◆ **Request**
Please write out the material below exactly as given.

[start of Entries]

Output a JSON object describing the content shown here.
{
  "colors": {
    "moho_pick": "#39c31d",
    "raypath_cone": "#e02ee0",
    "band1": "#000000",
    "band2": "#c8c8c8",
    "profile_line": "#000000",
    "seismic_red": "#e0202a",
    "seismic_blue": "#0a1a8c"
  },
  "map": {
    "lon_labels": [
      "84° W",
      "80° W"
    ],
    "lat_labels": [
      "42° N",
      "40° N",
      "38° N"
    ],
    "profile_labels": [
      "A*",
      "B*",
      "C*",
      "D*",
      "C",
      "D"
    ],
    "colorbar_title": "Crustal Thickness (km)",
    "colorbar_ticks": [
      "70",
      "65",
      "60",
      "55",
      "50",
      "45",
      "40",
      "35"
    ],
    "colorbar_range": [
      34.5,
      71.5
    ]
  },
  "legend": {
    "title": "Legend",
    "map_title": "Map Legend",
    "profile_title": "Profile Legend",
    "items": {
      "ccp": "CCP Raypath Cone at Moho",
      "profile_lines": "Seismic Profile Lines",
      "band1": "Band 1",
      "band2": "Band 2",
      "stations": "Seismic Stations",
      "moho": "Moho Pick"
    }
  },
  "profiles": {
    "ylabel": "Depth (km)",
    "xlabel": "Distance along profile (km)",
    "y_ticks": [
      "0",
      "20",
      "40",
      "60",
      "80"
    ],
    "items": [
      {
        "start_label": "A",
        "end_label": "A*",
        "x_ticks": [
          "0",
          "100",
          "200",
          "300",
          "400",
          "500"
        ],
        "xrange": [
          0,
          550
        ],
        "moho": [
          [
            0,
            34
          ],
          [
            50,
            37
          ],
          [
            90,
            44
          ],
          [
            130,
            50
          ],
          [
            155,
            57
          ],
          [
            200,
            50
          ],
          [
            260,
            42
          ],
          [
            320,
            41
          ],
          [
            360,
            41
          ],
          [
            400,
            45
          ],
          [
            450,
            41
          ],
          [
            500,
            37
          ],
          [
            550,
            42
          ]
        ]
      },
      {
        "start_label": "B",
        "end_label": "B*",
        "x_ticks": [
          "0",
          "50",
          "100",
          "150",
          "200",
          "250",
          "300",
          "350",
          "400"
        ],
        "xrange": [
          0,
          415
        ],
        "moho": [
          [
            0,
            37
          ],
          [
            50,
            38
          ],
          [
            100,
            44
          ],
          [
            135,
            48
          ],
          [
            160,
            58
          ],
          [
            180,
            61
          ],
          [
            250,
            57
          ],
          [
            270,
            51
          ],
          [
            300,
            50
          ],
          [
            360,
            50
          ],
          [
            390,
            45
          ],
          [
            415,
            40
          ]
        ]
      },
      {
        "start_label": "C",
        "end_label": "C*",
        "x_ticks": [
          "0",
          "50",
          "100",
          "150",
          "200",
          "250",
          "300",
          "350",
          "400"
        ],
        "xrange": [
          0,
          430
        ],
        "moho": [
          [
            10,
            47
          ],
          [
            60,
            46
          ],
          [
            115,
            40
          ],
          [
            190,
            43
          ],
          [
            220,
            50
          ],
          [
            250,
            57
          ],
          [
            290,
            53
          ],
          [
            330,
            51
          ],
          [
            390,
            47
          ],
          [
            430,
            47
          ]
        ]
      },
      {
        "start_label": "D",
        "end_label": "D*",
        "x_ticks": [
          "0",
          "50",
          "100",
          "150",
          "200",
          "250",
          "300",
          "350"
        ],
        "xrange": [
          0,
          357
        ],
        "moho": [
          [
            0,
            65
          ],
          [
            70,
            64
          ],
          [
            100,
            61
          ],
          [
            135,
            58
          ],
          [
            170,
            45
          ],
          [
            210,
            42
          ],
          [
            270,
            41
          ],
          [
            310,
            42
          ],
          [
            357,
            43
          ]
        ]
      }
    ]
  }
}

[end of Entries]

◆ **Right answer**
Output a JSON object describing the content shown here.
{
  "colors": {
    "moho_pick": "#39c31d",
    "raypath_cone": "#e02ee0",
    "band1": "#000000",
    "band2": "#c8c8c8",
    "profile_line": "#000000",
    "seismic_red": "#e0202a",
    "seismic_blue": "#0a1a8c"
  },
  "map": {
    "lon_labels": [
      "84° W",
      "80° W"
    ],
    "lat_labels": [
      "42° N",
      "40° N",
      "38° N"
    ],
    "profile_labels": [
      "A*",
      "B*",
      "C*",
      "D*",
      "C",
      "D"
    ],
    "colorbar_title": "Crustal Thickness (km)",
    "colorbar_ticks": [
      "70",
      "65",
      "60",
      "55",
      "50",
      "45",
      "40",
      "35"
    ],
    "colorbar_range": [
      34.5,
      71.5
    ]
  },
  "legend": {
    "title": "Legend",
    "map_title": "Map Legend",
    "profile_title": "Profile Legend",
    "items": {
      "ccp": "CCP Raypath Cone at Moho",
      "profile_lines": "Seismic Profile Lines",
      "band1": "Band 1",
      "band2": "Band 2",
      "stations": "Seismic Stations",
      "moho": "Moho Pick"
    }
  },
  "profiles": {
    "ylabel": "Depth (km)",
    "xlabel": "Distance along profile (km)",
    "y_ticks": [
      "0",
      "20",
      "40",
      "60",
      "80"
    ],
    "items": [
      {
        "start_label": "A",
        "end_label": "A*",
        "x_ticks": [
          "0",
          "100",
          "200",
          "300",
          "400",
          "500"
        ],
        "xrange": [
          0,
          550
        ],
        "moho": [
          [
            0,
            34
          ],
          [
            50,
            37
          ],
          [
            90,
            44
          ],
          [
            130,
            50
          ],
          [
            155,
            57
          ],
          [
            200,
            50
          ],
          [
            260,
            42
          ],
          [
            320,
            41
          ],
          [
            360,
            41
          ],
          [
            400,
            45
          ],
          [
            450,
            41
          ],
          [
            500,
            37
          ],
          [
            550,
            42
          ]
        ]
      },
      {
        "start_label": "B",
        "end_label": "B*",
        "x_ticks": [
          "0",
          "50",
          "100",
          "150",
          "200",
          "250",
          "300",
          "350",
          "400"
        ],
        "xrange": [
          0,
          415
        ],
        "moho": [
          [
            0,
            37
          ],
          [
            50,
            38
          ],
          [
            100,
            44
          ],
          [
            135,
            48
          ],
          [
            160,
            58
          ],
          [
            180,
            61
          ],
          [
            250,
            57
          ],
          [
            270,
            51
          ],
          [
            300,
            50
          ],
          [
            360,
            50
          ],
          [
            390,
            45
          ],
          [
            415,
            40
          ]
        ]
      },
      {
        "start_label": "C",
        "end_label": "C*",
        "x_ticks": [
          "0",
          "50",
          "100",
          "150",
          "200",
          "250",
          "300",
          "350",
          "400"
        ],
        "xrange": [
          0,
          430
        ],
        "moho": [
          [
            10,
            47
          ],
          [
            60,
            46
          ],
          [
            115,
            40
          ],
          [
            190,
            43
          ],
          [
            220,
            50
          ],
          [
            250,
            57
          ],
          [
            290,
            53
          ],
          [
            330,
            51
          ],
          [
            390,
            47
          ],
          [
            430,
            47
          ]
        ]
      },
      {
        "start_label": "D",
        "end_label": "D*",
        "x_ticks": [
          "0",
          "50",
          "100",
          "150",
          "200",
          "250",
          "300",
          "350"
        ],
        "xrange": [
          0,
          357
        ],
        "moho": [
          [
            0,
            65
          ],
          [
            70,
            64
          ],
          [
            100,
            61
          ],
          [
            135,
            58
          ],
          [
            170,
            45
          ],
          [
            210,
            42
          ],
          [
            270,
            41
          ],
          [
            310,
            42
          ],
          [
            357,
            43
          ]
        ]
      }
    ]
  }
}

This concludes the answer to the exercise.